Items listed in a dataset
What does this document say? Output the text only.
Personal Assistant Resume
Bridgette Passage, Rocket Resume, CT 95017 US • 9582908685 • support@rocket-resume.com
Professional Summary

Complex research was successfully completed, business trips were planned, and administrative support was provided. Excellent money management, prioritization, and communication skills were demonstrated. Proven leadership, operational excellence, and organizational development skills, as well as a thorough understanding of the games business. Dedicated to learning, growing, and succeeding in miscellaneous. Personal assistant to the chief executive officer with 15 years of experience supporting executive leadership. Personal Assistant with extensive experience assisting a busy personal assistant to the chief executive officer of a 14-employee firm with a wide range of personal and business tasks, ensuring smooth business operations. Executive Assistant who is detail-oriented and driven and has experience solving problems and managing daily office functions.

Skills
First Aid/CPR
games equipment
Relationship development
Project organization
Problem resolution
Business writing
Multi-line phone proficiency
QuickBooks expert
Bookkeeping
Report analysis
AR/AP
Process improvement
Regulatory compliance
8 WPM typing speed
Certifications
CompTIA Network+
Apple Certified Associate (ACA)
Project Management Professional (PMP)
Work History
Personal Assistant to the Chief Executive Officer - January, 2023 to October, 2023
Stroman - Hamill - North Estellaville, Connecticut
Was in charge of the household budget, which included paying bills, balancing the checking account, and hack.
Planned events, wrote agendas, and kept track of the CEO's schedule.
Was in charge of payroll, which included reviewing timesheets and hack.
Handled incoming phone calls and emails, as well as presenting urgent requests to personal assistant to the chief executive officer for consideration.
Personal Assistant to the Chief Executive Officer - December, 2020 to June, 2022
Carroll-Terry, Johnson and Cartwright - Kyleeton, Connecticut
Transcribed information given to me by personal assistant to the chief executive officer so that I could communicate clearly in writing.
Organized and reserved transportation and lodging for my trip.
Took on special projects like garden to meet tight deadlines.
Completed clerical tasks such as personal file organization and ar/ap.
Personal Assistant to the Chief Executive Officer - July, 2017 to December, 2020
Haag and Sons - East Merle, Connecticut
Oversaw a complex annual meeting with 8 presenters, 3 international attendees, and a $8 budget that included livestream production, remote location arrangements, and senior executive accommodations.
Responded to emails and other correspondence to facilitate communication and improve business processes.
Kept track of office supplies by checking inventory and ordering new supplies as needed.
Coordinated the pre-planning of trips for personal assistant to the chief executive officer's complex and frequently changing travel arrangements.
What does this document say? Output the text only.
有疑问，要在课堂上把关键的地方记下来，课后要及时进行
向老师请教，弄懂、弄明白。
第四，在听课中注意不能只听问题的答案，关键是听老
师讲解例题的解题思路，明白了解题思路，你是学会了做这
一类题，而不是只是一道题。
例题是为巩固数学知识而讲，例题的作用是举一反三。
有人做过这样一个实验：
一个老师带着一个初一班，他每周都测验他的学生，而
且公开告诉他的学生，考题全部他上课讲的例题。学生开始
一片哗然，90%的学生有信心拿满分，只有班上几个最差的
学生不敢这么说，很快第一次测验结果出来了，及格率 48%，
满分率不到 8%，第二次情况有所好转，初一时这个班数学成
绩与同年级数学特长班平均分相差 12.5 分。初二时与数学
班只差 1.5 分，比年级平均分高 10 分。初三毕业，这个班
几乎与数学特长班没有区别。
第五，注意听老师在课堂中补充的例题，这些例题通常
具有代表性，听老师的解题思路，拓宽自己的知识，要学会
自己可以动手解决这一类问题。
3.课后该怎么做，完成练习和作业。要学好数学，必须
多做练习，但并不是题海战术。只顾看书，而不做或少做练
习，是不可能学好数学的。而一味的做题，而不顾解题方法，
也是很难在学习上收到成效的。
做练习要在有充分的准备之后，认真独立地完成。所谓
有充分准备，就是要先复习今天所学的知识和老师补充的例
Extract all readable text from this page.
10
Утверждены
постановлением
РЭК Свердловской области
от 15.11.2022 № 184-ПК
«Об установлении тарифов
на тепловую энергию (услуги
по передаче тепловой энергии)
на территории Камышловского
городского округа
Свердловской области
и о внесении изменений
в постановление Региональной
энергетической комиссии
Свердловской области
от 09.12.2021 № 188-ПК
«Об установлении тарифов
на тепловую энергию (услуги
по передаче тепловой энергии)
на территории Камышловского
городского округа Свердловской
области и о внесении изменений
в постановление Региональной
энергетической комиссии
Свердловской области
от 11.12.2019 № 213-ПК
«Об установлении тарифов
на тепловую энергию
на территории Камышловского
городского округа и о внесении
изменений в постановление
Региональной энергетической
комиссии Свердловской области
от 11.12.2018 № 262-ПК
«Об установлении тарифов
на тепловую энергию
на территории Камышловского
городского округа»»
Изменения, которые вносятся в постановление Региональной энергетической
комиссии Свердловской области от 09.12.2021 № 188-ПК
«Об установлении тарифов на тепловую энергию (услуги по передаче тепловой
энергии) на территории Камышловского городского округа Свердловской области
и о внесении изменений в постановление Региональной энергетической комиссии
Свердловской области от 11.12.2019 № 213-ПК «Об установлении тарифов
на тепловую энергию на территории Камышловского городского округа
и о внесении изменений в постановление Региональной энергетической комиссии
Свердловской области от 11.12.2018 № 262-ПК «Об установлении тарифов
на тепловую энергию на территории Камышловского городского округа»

EXERCISE BRIEF ::
Reproduce the listing above word for word.

EXPECTED ANSWER ::
What does this document say? Output the text only.
Personal Assistant Resume
Bridgette Passage, Rocket Resume, CT 95017 US • 9582908685 • support@rocket-resume.com
Professional Summary

Complex research was successfully completed, business trips were planned, and administrative support was provided. Excellent money management, prioritization, and communication skills were demonstrated. Proven leadership, operational excellence, and organizational development skills, as well as a thorough understanding of the games business. Dedicated to learning, growing, and succeeding in miscellaneous. Personal assistant to the chief executive officer with 15 years of experience supporting executive leadership. Personal Assistant with extensive experience assisting a busy personal assistant to the chief executive officer of a 14-employee firm with a wide range of personal and business tasks, ensuring smooth business operations. Executive Assistant who is detail-oriented and driven and has experience solving problems and managing daily office functions.

Skills
First Aid/CPR
games equipment
Relationship development
Project organization
Problem resolution
Business writing
Multi-line phone proficiency
QuickBooks expert
Bookkeeping
Report analysis
AR/AP
Process improvement
Regulatory compliance
8 WPM typing speed
Certifications
CompTIA Network+
Apple Certified Associate (ACA)
Project Management Professional (PMP)
Work History
Personal Assistant to the Chief Executive Officer - January, 2023 to October, 2023
Stroman - Hamill - North Estellaville, Connecticut
Was in charge of the household budget, which included paying bills, balancing the checking account, and hack.
Planned events, wrote agendas, and kept track of the CEO's schedule.
Was in charge of payroll, which included reviewing timesheets and hack.
Handled incoming phone calls and emails, as well as presenting urgent requests to personal assistant to the chief executive officer for consideration.
Personal Assistant to the Chief Executive Officer - December, 2020 to June, 2022
Carroll-Terry, Johnson and Cartwright - Kyleeton, Connecticut
Transcribed information given to me by personal assistant to the chief executive officer so that I could communicate clearly in writing.
Organized and reserved transportation and lodging for my trip.
Took on special projects like garden to meet tight deadlines.
Completed clerical tasks such as personal file organization and ar/ap.
Personal Assistant to the Chief Executive Officer - July, 2017 to December, 2020
Haag and Sons - East Merle, Connecticut
Oversaw a complex annual meeting with 8 presenters, 3 international attendees, and a $8 budget that included livestream production, remote location arrangements, and senior executive accommodations.
Responded to emails and other correspondence to facilitate communication and improve business processes.
Kept track of office supplies by checking inventory and ordering new supplies as needed.
Coordinated the pre-planning of trips for personal assistant to the chief executive officer's complex and frequently changing travel arrangements.
What does this document say? Output the text only.
有疑问，要在课堂上把关键的地方记下来，课后要及时进行
向老师请教，弄懂、弄明白。
第四，在听课中注意不能只听问题的答案，关键是听老
师讲解例题的解题思路，明白了解题思路，你是学会了做这
一类题，而不是只是一道题。
例题是为巩固数学知识而讲，例题的作用是举一反三。
有人做过这样一个实验：
一个老师带着一个初一班，他每周都测验他的学生，而
且公开告诉他的学生，考题全部他上课讲的例题。学生开始
一片哗然，90%的学生有信心拿满分，只有班上几个最差的
学生不敢这么说，很快第一次测验结果出来了，及格率 48%，
满分率不到 8%，第二次情况有所好转，初一时这个班数学成
绩与同年级数学特长班平均分相差 12.5 分。初二时与数学
班只差 1.5 分，比年级平均分高 10 分。初三毕业，这个班
几乎与数学特长班没有区别。
第五，注意听老师在课堂中补充的例题，这些例题通常
具有代表性，听老师的解题思路，拓宽自己的知识，要学会
自己可以动手解决这一类问题。
3.课后该怎么做，完成练习和作业。要学好数学，必须
多做练习，但并不是题海战术。只顾看书，而不做或少做练
习，是不可能学好数学的。而一味的做题，而不顾解题方法，
也是很难在学习上收到成效的。
做练习要在有充分的准备之后，认真独立地完成。所谓
有充分准备，就是要先复习今天所学的知识和老师补充的例
Extract all readable text from this page.
10
Утверждены
постановлением
РЭК Свердловской области
от 15.11.2022 № 184-ПК
«Об установлении тарифов
на тепловую энергию (услуги
по передаче тепловой энергии)
на территории Камышловского
городского округа
Свердловской области
и о внесении изменений
в постановление Региональной
энергетической комиссии
Свердловской области
от 09.12.2021 № 188-ПК
«Об установлении тарифов
на тепловую энергию (услуги
по передаче тепловой энергии)
на территории Камышловского
городского округа Свердловской
области и о внесении изменений
в постановление Региональной
энергетической комиссии
Свердловской области
от 11.12.2019 № 213-ПК
«Об установлении тарифов
на тепловую энергию
на территории Камышловского
городского округа и о внесении
изменений в постановление
Региональной энергетической
комиссии Свердловской области
от 11.12.2018 № 262-ПК
«Об установлении тарифов
на тепловую энергию
на территории Камышловского
городского округа»»
Изменения, которые вносятся в постановление Региональной энергетической
комиссии Свердловской области от 09.12.2021 № 188-ПК
«Об установлении тарифов на тепловую энергию (услуги по передаче тепловой
энергии) на территории Камышловского городского округа Свердловской области
и о внесении изменений в постановление Региональной энергетической комиссии
Свердловской области от 11.12.2019 № 213-ПК «Об установлении тарифов
на тепловую энергию на территории Камышловского городского округа
и о внесении изменений в постановление Региональной энергетической комиссии
Свердловской области от 11.12.2018 № 262-ПК «Об установлении тарифов
на тепловую энергию на территории Камышловского городского округа»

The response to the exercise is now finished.